Rows showing where elements appear
• • • • •

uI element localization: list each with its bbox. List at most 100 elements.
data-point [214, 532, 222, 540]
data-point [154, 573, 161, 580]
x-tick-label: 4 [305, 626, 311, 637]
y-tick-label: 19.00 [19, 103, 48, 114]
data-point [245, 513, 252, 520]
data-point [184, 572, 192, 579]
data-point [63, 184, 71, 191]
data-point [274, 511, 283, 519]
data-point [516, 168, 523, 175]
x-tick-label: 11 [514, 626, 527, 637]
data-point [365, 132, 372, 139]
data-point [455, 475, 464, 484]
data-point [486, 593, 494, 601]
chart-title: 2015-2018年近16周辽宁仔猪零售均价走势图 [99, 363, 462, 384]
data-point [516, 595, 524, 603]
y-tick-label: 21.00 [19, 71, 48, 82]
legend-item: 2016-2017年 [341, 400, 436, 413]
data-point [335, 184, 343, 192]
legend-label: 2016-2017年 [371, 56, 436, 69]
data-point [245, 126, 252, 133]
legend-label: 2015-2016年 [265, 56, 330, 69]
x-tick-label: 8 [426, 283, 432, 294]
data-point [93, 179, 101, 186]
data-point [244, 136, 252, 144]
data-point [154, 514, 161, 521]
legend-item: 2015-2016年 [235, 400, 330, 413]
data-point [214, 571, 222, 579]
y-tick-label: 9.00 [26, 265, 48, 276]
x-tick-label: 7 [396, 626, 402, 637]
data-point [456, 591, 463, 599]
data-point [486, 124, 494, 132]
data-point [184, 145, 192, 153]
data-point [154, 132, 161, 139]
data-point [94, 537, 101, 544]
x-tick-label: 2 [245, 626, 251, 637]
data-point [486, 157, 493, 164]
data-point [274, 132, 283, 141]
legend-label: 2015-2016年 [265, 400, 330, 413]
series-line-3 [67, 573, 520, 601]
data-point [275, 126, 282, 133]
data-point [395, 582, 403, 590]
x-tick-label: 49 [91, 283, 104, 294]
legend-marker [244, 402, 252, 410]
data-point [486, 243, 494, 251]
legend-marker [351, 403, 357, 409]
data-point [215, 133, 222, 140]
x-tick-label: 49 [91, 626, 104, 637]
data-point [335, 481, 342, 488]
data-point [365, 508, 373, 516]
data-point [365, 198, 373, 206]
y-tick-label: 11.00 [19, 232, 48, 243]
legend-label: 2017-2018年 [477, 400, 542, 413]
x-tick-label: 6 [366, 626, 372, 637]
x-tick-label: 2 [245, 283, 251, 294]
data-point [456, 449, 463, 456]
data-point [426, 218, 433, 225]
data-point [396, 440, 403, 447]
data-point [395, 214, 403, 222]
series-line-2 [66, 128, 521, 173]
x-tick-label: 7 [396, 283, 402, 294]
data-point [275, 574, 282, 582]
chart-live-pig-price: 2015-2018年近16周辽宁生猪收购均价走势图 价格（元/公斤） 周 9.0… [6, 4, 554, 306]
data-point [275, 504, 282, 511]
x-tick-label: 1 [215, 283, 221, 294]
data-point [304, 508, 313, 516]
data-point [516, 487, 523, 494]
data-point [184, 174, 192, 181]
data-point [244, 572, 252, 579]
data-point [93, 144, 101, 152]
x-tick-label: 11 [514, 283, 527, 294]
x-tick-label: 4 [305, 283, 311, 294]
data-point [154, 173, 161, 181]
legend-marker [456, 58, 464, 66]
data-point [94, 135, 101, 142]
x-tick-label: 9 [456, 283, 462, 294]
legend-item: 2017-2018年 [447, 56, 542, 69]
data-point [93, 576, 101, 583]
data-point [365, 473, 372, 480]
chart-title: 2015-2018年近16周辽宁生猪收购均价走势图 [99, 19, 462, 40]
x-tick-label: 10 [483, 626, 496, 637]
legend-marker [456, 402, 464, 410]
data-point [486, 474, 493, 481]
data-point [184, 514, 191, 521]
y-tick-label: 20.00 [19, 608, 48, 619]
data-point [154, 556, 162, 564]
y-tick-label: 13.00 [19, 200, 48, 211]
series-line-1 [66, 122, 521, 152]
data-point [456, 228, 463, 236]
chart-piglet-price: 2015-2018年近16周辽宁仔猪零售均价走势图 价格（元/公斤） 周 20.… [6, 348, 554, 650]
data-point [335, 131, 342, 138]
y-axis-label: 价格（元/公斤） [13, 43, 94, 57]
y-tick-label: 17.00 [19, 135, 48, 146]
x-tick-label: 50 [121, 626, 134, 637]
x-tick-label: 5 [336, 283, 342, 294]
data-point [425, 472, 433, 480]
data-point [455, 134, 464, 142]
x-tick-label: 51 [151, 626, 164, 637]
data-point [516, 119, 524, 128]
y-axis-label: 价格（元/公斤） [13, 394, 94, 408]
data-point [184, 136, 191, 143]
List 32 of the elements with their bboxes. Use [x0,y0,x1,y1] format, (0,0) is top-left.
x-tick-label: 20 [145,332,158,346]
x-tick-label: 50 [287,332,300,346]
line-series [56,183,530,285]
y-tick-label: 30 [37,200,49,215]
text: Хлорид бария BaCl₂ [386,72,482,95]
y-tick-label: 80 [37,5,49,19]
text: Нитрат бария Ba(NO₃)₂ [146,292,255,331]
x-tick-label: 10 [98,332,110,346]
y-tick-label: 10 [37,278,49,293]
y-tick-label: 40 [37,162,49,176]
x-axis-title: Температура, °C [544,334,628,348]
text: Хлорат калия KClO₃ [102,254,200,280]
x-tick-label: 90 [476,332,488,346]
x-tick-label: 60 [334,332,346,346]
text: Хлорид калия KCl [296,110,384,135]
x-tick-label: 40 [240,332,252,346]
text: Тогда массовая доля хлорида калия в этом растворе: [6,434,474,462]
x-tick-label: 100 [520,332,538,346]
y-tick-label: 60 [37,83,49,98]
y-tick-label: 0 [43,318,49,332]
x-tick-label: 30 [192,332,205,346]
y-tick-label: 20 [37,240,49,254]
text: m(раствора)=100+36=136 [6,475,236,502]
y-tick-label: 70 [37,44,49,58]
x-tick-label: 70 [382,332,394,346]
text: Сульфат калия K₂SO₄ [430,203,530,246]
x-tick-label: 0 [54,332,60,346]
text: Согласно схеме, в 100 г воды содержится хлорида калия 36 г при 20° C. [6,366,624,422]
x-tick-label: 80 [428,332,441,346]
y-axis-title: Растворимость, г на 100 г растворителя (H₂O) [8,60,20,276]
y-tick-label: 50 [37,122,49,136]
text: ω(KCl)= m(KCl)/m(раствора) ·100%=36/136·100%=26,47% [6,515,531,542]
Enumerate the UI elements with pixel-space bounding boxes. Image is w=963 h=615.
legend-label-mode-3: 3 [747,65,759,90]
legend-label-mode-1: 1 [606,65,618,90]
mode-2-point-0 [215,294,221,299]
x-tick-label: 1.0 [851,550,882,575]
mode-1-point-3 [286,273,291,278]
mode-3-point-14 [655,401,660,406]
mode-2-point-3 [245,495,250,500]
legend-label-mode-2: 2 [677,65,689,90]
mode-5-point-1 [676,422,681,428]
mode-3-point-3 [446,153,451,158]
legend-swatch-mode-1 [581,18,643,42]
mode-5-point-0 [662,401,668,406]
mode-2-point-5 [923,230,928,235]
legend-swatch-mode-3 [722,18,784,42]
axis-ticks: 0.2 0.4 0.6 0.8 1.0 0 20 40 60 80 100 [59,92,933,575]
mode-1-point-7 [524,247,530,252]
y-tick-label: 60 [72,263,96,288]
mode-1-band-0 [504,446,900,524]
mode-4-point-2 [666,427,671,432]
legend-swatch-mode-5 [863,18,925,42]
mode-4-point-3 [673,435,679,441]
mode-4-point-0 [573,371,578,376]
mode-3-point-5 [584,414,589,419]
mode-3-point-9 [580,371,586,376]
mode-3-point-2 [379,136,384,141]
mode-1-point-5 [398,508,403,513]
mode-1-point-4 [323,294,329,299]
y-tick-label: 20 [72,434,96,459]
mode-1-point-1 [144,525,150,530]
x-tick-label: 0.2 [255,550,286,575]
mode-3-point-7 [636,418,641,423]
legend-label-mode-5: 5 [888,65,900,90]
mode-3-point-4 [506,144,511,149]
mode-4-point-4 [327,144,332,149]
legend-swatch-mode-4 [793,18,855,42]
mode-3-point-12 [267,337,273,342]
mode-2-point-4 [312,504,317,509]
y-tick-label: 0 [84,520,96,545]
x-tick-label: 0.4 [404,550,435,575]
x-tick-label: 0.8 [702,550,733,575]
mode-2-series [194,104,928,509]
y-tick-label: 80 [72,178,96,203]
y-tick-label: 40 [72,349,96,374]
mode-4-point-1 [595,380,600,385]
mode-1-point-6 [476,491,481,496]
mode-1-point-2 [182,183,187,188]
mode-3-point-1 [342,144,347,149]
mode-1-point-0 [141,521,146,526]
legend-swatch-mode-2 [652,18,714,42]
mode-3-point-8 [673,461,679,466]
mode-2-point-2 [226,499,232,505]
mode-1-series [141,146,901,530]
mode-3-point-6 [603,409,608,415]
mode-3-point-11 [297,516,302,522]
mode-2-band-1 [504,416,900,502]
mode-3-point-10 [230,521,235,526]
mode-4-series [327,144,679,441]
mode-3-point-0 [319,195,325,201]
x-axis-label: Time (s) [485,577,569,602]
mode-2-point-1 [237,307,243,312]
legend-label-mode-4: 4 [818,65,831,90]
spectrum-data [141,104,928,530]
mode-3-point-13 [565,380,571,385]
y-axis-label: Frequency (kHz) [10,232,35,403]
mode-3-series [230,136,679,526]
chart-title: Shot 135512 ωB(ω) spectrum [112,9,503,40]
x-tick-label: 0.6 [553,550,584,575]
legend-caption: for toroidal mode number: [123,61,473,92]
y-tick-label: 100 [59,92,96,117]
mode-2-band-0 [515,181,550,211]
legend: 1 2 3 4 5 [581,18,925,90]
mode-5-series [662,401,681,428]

• • • • •

• GOAL
Copy the rows from the first one through the line holding "data-point [275, 126, 282, 133]", inclusive, swapping "legend-label" for "legend-name" and changing nothing else.

• FINAL RESULT
uI element localization: list each with its bbox. List at most 100 elements.
data-point [214, 532, 222, 540]
data-point [154, 573, 161, 580]
x-tick-label: 4 [305, 626, 311, 637]
y-tick-label: 19.00 [19, 103, 48, 114]
data-point [245, 513, 252, 520]
data-point [184, 572, 192, 579]
data-point [63, 184, 71, 191]
data-point [274, 511, 283, 519]
data-point [516, 168, 523, 175]
x-tick-label: 11 [514, 626, 527, 637]
data-point [365, 132, 372, 139]
data-point [455, 475, 464, 484]
data-point [486, 593, 494, 601]
chart-title: 2015-2018年近16周辽宁仔猪零售均价走势图 [99, 363, 462, 384]
data-point [516, 595, 524, 603]
y-tick-label: 21.00 [19, 71, 48, 82]
legend-item: 2016-2017年 [341, 400, 436, 413]
data-point [335, 184, 343, 192]
legend-name: 2016-2017年 [371, 56, 436, 69]
data-point [245, 126, 252, 133]
legend-name: 2015-2016年 [265, 56, 330, 69]
x-tick-label: 8 [426, 283, 432, 294]
data-point [93, 179, 101, 186]
data-point [244, 136, 252, 144]
data-point [154, 514, 161, 521]
legend-item: 2015-2016年 [235, 400, 330, 413]
data-point [214, 571, 222, 579]
y-tick-label: 9.00 [26, 265, 48, 276]
x-tick-label: 7 [396, 626, 402, 637]
data-point [456, 591, 463, 599]
data-point [486, 124, 494, 132]
data-point [184, 145, 192, 153]
data-point [154, 132, 161, 139]
data-point [94, 537, 101, 544]
x-tick-label: 2 [245, 626, 251, 637]
data-point [486, 157, 493, 164]
data-point [274, 132, 283, 141]
legend-name: 2015-2016年 [265, 400, 330, 413]
series-line-3 [67, 573, 520, 601]
data-point [275, 126, 282, 133]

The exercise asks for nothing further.